• _AVAILABLE DATA_:
* begin *

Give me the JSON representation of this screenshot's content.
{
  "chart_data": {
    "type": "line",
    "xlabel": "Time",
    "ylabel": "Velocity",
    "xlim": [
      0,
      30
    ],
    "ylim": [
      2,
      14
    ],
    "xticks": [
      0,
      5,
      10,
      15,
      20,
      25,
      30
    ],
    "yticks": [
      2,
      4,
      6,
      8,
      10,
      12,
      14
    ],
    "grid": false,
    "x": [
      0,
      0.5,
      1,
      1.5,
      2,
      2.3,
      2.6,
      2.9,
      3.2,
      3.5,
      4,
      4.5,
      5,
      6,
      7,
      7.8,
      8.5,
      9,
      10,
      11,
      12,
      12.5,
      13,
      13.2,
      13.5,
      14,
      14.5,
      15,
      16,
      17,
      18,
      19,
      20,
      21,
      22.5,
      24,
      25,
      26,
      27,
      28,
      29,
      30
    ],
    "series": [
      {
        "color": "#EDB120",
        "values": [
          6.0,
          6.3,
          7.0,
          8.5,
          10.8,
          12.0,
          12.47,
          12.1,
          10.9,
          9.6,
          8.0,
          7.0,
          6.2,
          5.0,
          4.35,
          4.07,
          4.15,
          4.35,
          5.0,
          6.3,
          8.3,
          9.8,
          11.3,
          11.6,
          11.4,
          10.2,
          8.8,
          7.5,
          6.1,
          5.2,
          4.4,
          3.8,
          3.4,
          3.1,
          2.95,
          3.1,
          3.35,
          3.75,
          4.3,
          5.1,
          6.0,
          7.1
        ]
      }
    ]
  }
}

* end *

Write out every entry exactly as given.

Give me the JSON representation of this screenshot's content.
{
  "chart_data": {
    "type": "line",
    "xlabel": "Time",
    "ylabel": "Velocity",
    "xlim": [
      0,
      30
    ],
    "ylim": [
      2,
      14
    ],
    "xticks": [
      0,
      5,
      10,
      15,
      20,
      25,
      30
    ],
    "yticks": [
      2,
      4,
      6,
      8,
      10,
      12,
      14
    ],
    "grid": false,
    "x": [
      0,
      0.5,
      1,
      1.5,
      2,
      2.3,
      2.6,
      2.9,
      3.2,
      3.5,
      4,
      4.5,
      5,
      6,
      7,
      7.8,
      8.5,
      9,
      10,
      11,
      12,
      12.5,
      13,
      13.2,
      13.5,
      14,
      14.5,
      15,
      16,
      17,
      18,
      19,
      20,
      21,
      22.5,
      24,
      25,
      26,
      27,
      28,
      29,
      30
    ],
    "series": [
      {
        "color": "#EDB120",
        "values": [
          6.0,
          6.3,
          7.0,
          8.5,
          10.8,
          12.0,
          12.47,
          12.1,
          10.9,
          9.6,
          8.0,
          7.0,
          6.2,
          5.0,
          4.35,
          4.07,
          4.15,
          4.35,
          5.0,
          6.3,
          8.3,
          9.8,
          11.3,
          11.6,
          11.4,
          10.2,
          8.8,
          7.5,
          6.1,
          5.2,
          4.4,
          3.8,
          3.4,
          3.1,
          2.95,
          3.1,
          3.35,
          3.75,
          4.3,
          5.1,
          6.0,
          7.1
        ]
      }
    ]
  }
}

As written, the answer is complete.